>> begin ENTRIES PROVIDED
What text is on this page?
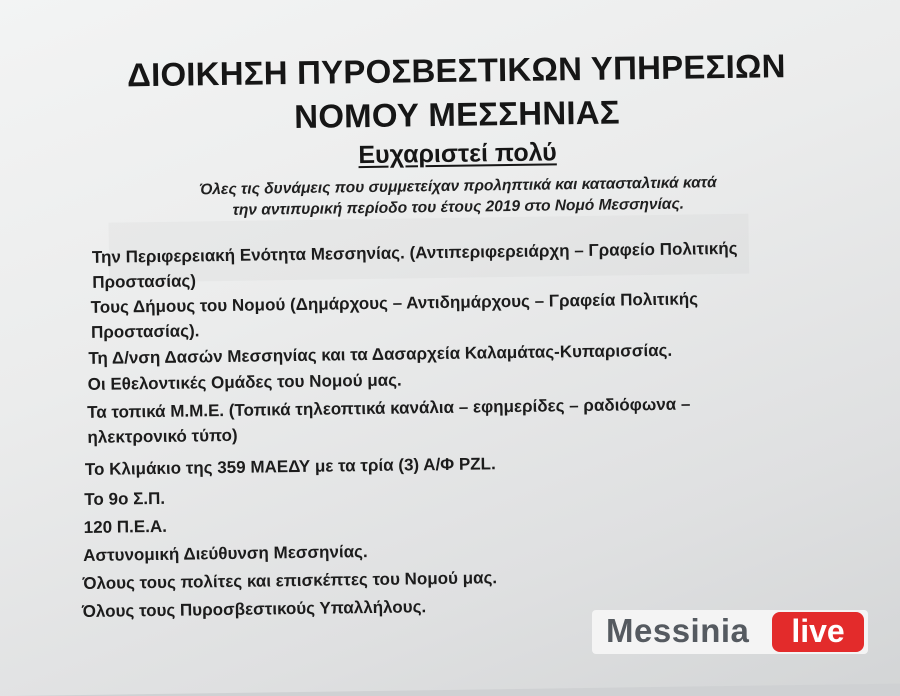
ΔΙΟΙΚΗΣΗ ΠΥΡΟΣΒΕΣΤΙΚΩΝ ΥΠΗΡΕΣΙΩΝ
ΝΟΜΟΥ ΜΕΣΣΗΝΙΑΣ
Ευχαριστεί πολύ
Όλες τις δυνάμεις που συμμετείχαν προληπτικά και κατασταλτικά κατά
την αντιπυρική περίοδο του έτους 2019 στο Νομό Μεσσηνίας.
Την Περιφερειακή Ενότητα Μεσσηνίας. (Αντιπεριφερειάρχη – Γραφείο Πολιτικής
Προστασίας)
Τους Δήμους του Νομού (Δημάρχους – Αντιδημάρχους – Γραφεία Πολιτικής
Προστασίας).
Τη Δ/νση Δασών Μεσσηνίας και τα Δασαρχεία Καλαμάτας-Κυπαρισσίας.
Οι Εθελοντικές Ομάδες του Νομού μας.
Τα τοπικά Μ.Μ.Ε. (Τοπικά τηλεοπτικά κανάλια – εφημερίδες – ραδιόφωνα –
ηλεκτρονικό τύπο)
Το Κλιμάκιο της 359 ΜΑΕΔΥ με τα τρία (3) Α/Φ PZL.
Το 9ο Σ.Π.
120 Π.Ε.Α.
Αστυνομική Διεύθυνση Μεσσηνίας.
Όλους τους πολίτες και επισκέπτες του Νομού μας.
Όλους τους Πυροσβεστικούς Υπαλλήλους.
Messinia	live
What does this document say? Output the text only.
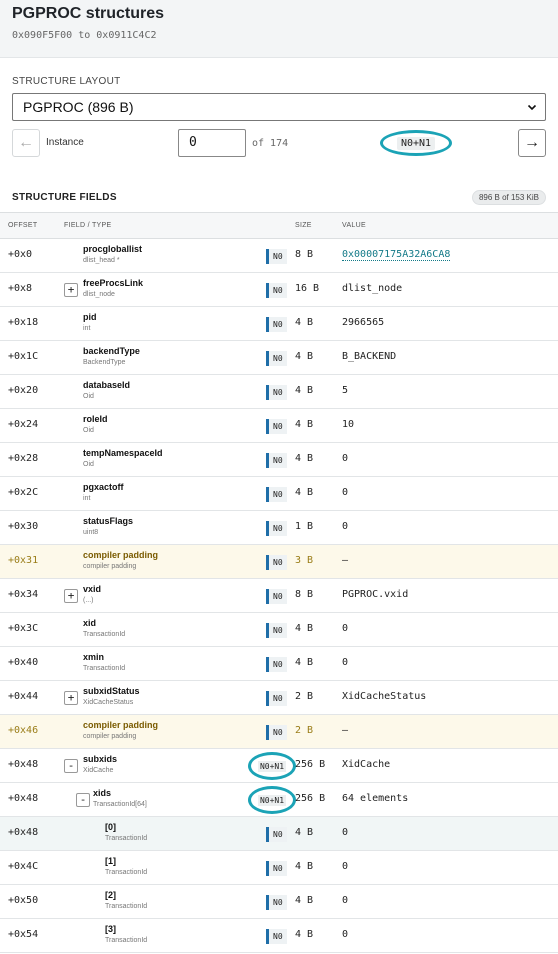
PGPROC structures
0x090F5F00 to 0x0911C4C2
STRUCTURE LAYOUT
PGPROC (896 B)
← Instance	0	of 174	N0+N1	→
STRUCTURE FIELDS	896 B of 153 KiB
OFFSET	FIELD / TYPE	SIZE	VALUE
+0x0	procgloballist
dlist_head *	N0 8 B	0x00007175A32A6CA8
+0x8	+ freeProcsLink
dlist_node	N0 16 B dlist_node
+0x18	pid
int	N0 4 B	2966565
+0x1C	backendType
BackendType	N0 4 B	B_BACKEND
+0x20	databaseId
Oid	N0 4 B	5
+0x24	roleId
Oid	N0 4 B	10
+0x28	tempNamespaceId
Oid	N0 4 B	0
+0x2C	pgxactoff
int	N0 4 B	0
+0x30	statusFlags
uint8	N0 1 B	0
+0x31	compiler padding
compiler padding	N0 3 B	–
+0x34	+ vxid
(...)	N0 8 B	PGPROC.vxid
+0x3C	xid
TransactionId	N0 4 B	0
+0x40	xmin
TransactionId	N0 4 B	0
+0x44	+ subxidStatus
XidCacheStatus	N0 2 B	XidCacheStatus
+0x46	compiler padding
compiler padding	N0 2 B	–
+0x48	- subxids
XidCache	N0+N1 256 B XidCache
+0x48	- xids
TransactionId[64]	N0+N1 256 B 64 elements
+0x48	[0]
TransactionId	N0 4 B	0
+0x4C	[1]
TransactionId	N0 4 B	0
+0x50	[2]
TransactionId	N0 4 B	0
+0x54	[3]
TransactionId	N0 4 B	0
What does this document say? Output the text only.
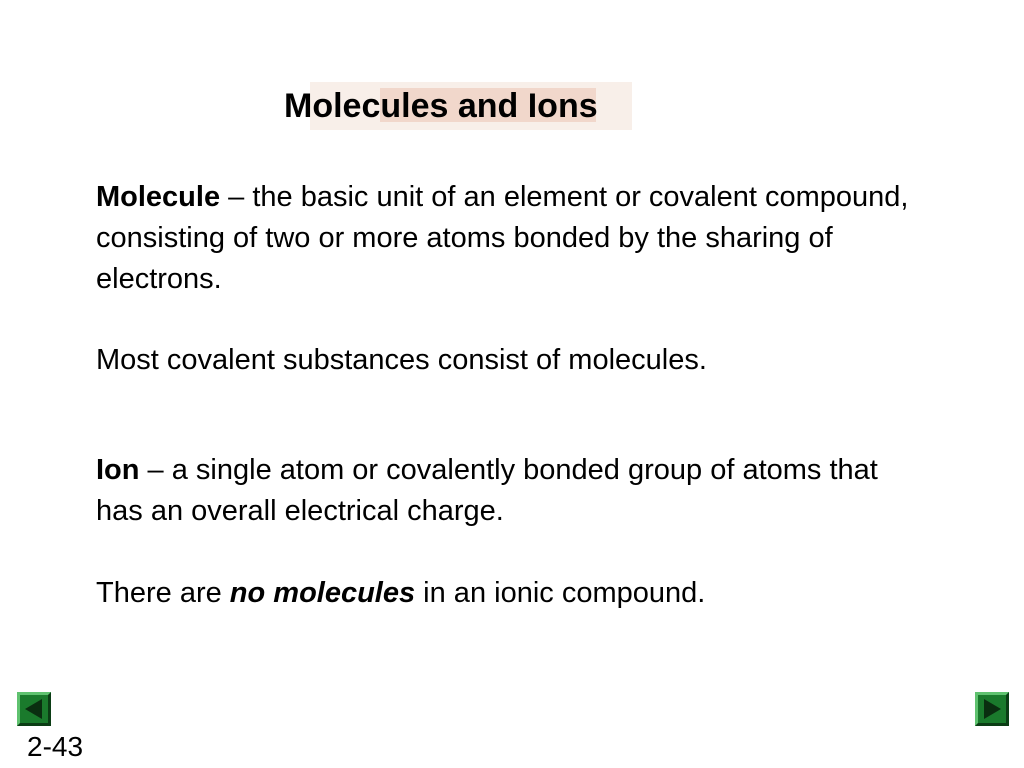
Molecules and Ions
Molecule – the basic unit of an element or covalent compound, consisting of two or more atoms bonded by the sharing of electrons.
Most covalent substances consist of molecules.
Ion – a single atom or covalently bonded group of atoms that has an overall electrical charge.
There are no molecules in an ionic compound.
2-43
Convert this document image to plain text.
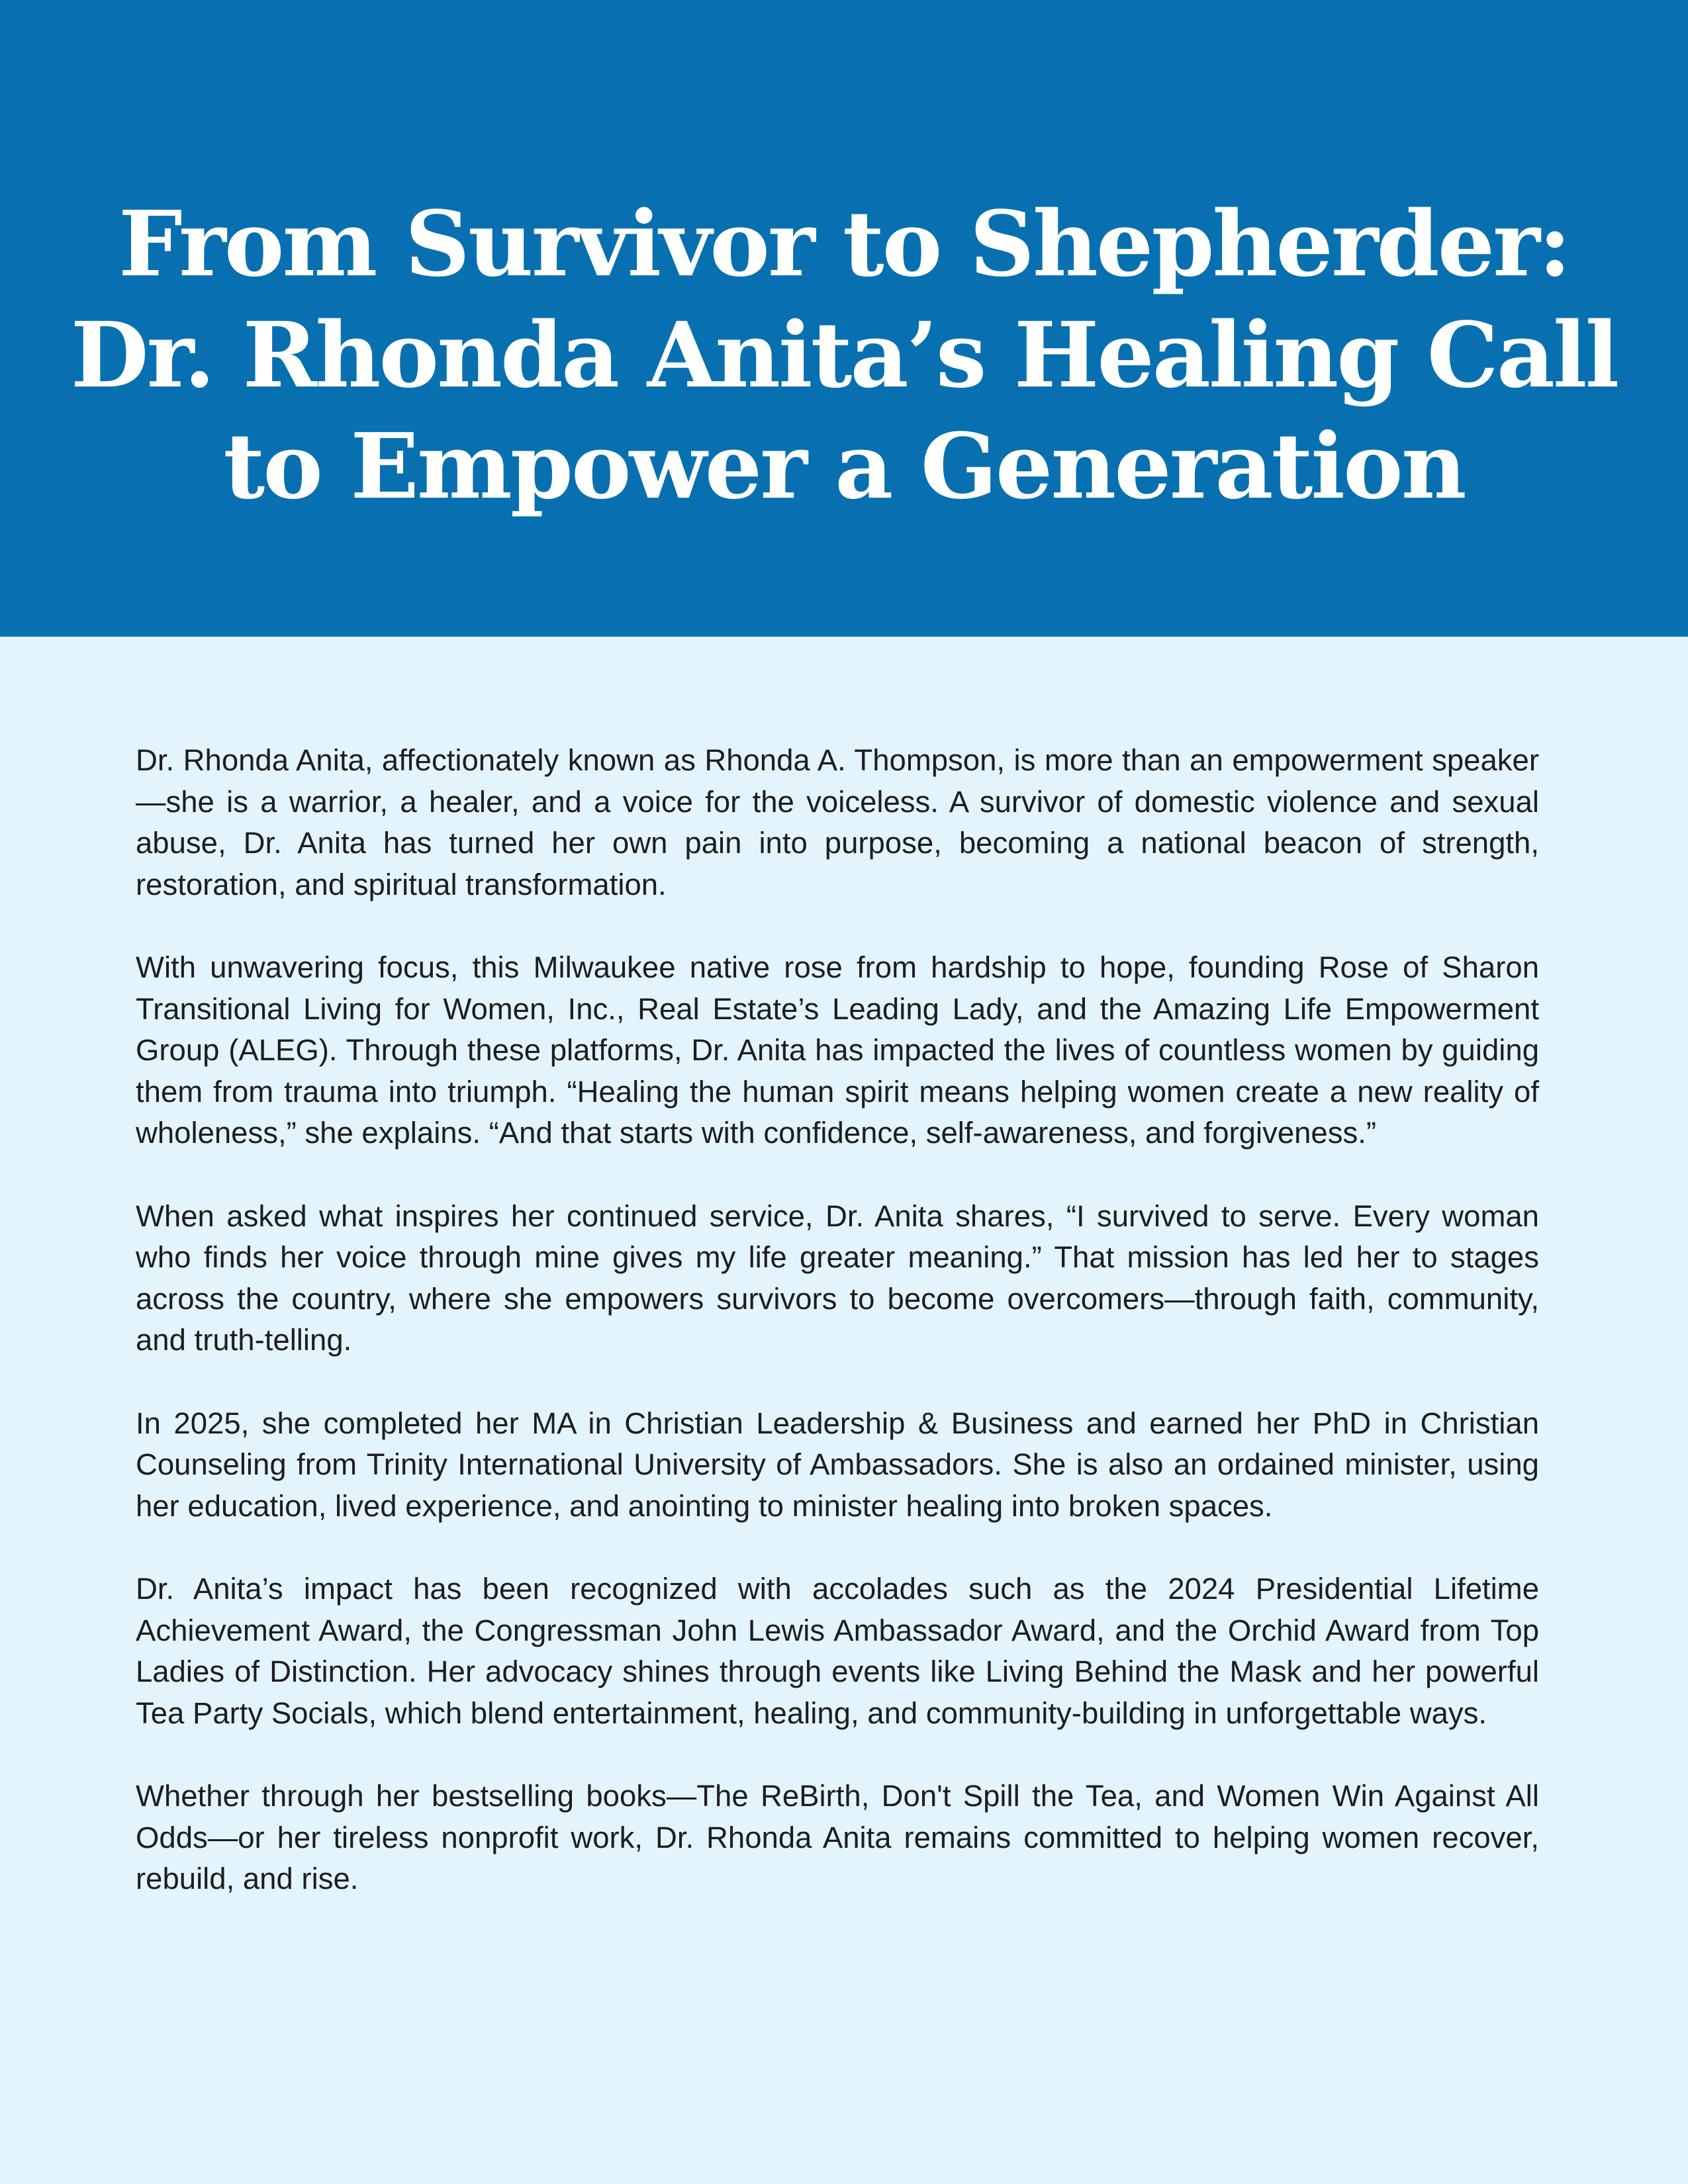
From Survivor to Shepherder:
Dr. Rhonda Anita’s Healing Call
to Empower a Generation

Dr. Rhonda Anita, affectionately known as Rhonda A. Thompson, is more than an empowerment speaker—she is a warrior, a healer, and a voice for the voiceless. A survivor of domestic violence and sexual abuse, Dr. Anita has turned her own pain into purpose, becoming a national beacon of strength, restoration, and spiritual transformation.

With unwavering focus, this Milwaukee native rose from hardship to hope, founding Rose of Sharon Transitional Living for Women, Inc., Real Estate’s Leading Lady, and the Amazing Life Empowerment Group (ALEG). Through these platforms, Dr. Anita has impacted the lives of countless women by guiding them from trauma into triumph. “Healing the human spirit means helping women create a new reality of wholeness,” she explains. “And that starts with confidence, self-awareness, and forgiveness.”

When asked what inspires her continued service, Dr. Anita shares, “I survived to serve. Every woman who finds her voice through mine gives my life greater meaning.” That mission has led her to stages across the country, where she empowers survivors to become overcomers—through faith, community, and truth-telling.

In 2025, she completed her MA in Christian Leadership & Business and earned her PhD in Christian Counseling from Trinity International University of Ambassadors. She is also an ordained minister, using her education, lived experience, and anointing to minister healing into broken spaces.

Dr. Anita’s impact has been recognized with accolades such as the 2024 Presidential Lifetime Achievement Award, the Congressman John Lewis Ambassador Award, and the Orchid Award from Top Ladies of Distinction. Her advocacy shines through events like Living Behind the Mask and her powerful Tea Party Socials, which blend entertainment, healing, and community-building in unforgettable ways.

Whether through her bestselling books—The ReBirth, Don't Spill the Tea, and Women Win Against All Odds—or her tireless nonprofit work, Dr. Rhonda Anita remains committed to helping women recover, rebuild, and rise.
>> end ENTRIES PROVIDED
* [WHAT YOU SHOULD DO]: Pictures don't belong in the copy. Restate all the entries exactly.

* [EXPECTED OUTPUT]:
What text is on this page?
ΔΙΟΙΚΗΣΗ ΠΥΡΟΣΒΕΣΤΙΚΩΝ ΥΠΗΡΕΣΙΩΝ
ΝΟΜΟΥ ΜΕΣΣΗΝΙΑΣ
Ευχαριστεί πολύ
Όλες τις δυνάμεις που συμμετείχαν προληπτικά και κατασταλτικά κατά
την αντιπυρική περίοδο του έτους 2019 στο Νομό Μεσσηνίας.
Την Περιφερειακή Ενότητα Μεσσηνίας. (Αντιπεριφερειάρχη – Γραφείο Πολιτικής
Προστασίας)
Τους Δήμους του Νομού (Δημάρχους – Αντιδημάρχους – Γραφεία Πολιτικής
Προστασίας).
Τη Δ/νση Δασών Μεσσηνίας και τα Δασαρχεία Καλαμάτας-Κυπαρισσίας.
Οι Εθελοντικές Ομάδες του Νομού μας.
Τα τοπικά Μ.Μ.Ε. (Τοπικά τηλεοπτικά κανάλια – εφημερίδες – ραδιόφωνα –
ηλεκτρονικό τύπο)
Το Κλιμάκιο της 359 ΜΑΕΔΥ με τα τρία (3) Α/Φ PZL.
Το 9ο Σ.Π.
120 Π.Ε.Α.
Αστυνομική Διεύθυνση Μεσσηνίας.
Όλους τους πολίτες και επισκέπτες του Νομού μας.
Όλους τους Πυροσβεστικούς Υπαλλήλους.
Messinia	live
What does this document say? Output the text only.
PGPROC structures
0x090F5F00 to 0x0911C4C2
STRUCTURE LAYOUT
PGPROC (896 B)
← Instance	0	of 174	N0+N1	→
STRUCTURE FIELDS	896 B of 153 KiB
OFFSET	FIELD / TYPE	SIZE	VALUE
+0x0	procgloballist
dlist_head *	N0 8 B	0x00007175A32A6CA8
+0x8	+ freeProcsLink
dlist_node	N0 16 B dlist_node
+0x18	pid
int	N0 4 B	2966565
+0x1C	backendType
BackendType	N0 4 B	B_BACKEND
+0x20	databaseId
Oid	N0 4 B	5
+0x24	roleId
Oid	N0 4 B	10
+0x28	tempNamespaceId
Oid	N0 4 B	0
+0x2C	pgxactoff
int	N0 4 B	0
+0x30	statusFlags
uint8	N0 1 B	0
+0x31	compiler padding
compiler padding	N0 3 B	–
+0x34	+ vxid
(...)	N0 8 B	PGPROC.vxid
+0x3C	xid
TransactionId	N0 4 B	0
+0x40	xmin
TransactionId	N0 4 B	0
+0x44	+ subxidStatus
XidCacheStatus	N0 2 B	XidCacheStatus
+0x46	compiler padding
compiler padding	N0 2 B	–
+0x48	- subxids
XidCache	N0+N1 256 B XidCache
+0x48	- xids
TransactionId[64]	N0+N1 256 B 64 elements
+0x48	[0]
TransactionId	N0 4 B	0
+0x4C	[1]
TransactionId	N0 4 B	0
+0x50	[2]
TransactionId	N0 4 B	0
+0x54	[3]
TransactionId	N0 4 B	0
What does this document say? Output the text only.
Molecules and Ions
Molecule – the basic unit of an element or covalent compound, consisting of two or more atoms bonded by the sharing of electrons.
Most covalent substances consist of molecules.
Ion – a single atom or covalently bonded group of atoms that has an overall electrical charge.
There are no molecules in an ionic compound.
2-43
Convert this document image to plain text.
From Survivor to Shepherder:
Dr. Rhonda Anita’s Healing Call
to Empower a Generation

Dr. Rhonda Anita, affectionately known as Rhonda A. Thompson, is more than an empowerment speaker—she is a warrior, a healer, and a voice for the voiceless. A survivor of domestic violence and sexual abuse, Dr. Anita has turned her own pain into purpose, becoming a national beacon of strength, restoration, and spiritual transformation.

With unwavering focus, this Milwaukee native rose from hardship to hope, founding Rose of Sharon Transitional Living for Women, Inc., Real Estate’s Leading Lady, and the Amazing Life Empowerment Group (ALEG). Through these platforms, Dr. Anita has impacted the lives of countless women by guiding them from trauma into triumph. “Healing the human spirit means helping women create a new reality of wholeness,” she explains. “And that starts with confidence, self-awareness, and forgiveness.”

When asked what inspires her continued service, Dr. Anita shares, “I survived to serve. Every woman who finds her voice through mine gives my life greater meaning.” That mission has led her to stages across the country, where she empowers survivors to become overcomers—through faith, community, and truth-telling.

In 2025, she completed her MA in Christian Leadership & Business and earned her PhD in Christian Counseling from Trinity International University of Ambassadors. She is also an ordained minister, using her education, lived experience, and anointing to minister healing into broken spaces.

Dr. Anita’s impact has been recognized with accolades such as the 2024 Presidential Lifetime Achievement Award, the Congressman John Lewis Ambassador Award, and the Orchid Award from Top Ladies of Distinction. Her advocacy shines through events like Living Behind the Mask and her powerful Tea Party Socials, which blend entertainment, healing, and community-building in unforgettable ways.

Whether through her bestselling books—The ReBirth, Don't Spill the Tea, and Women Win Against All Odds—or her tireless nonprofit work, Dr. Rhonda Anita remains committed to helping women recover, rebuild, and rise.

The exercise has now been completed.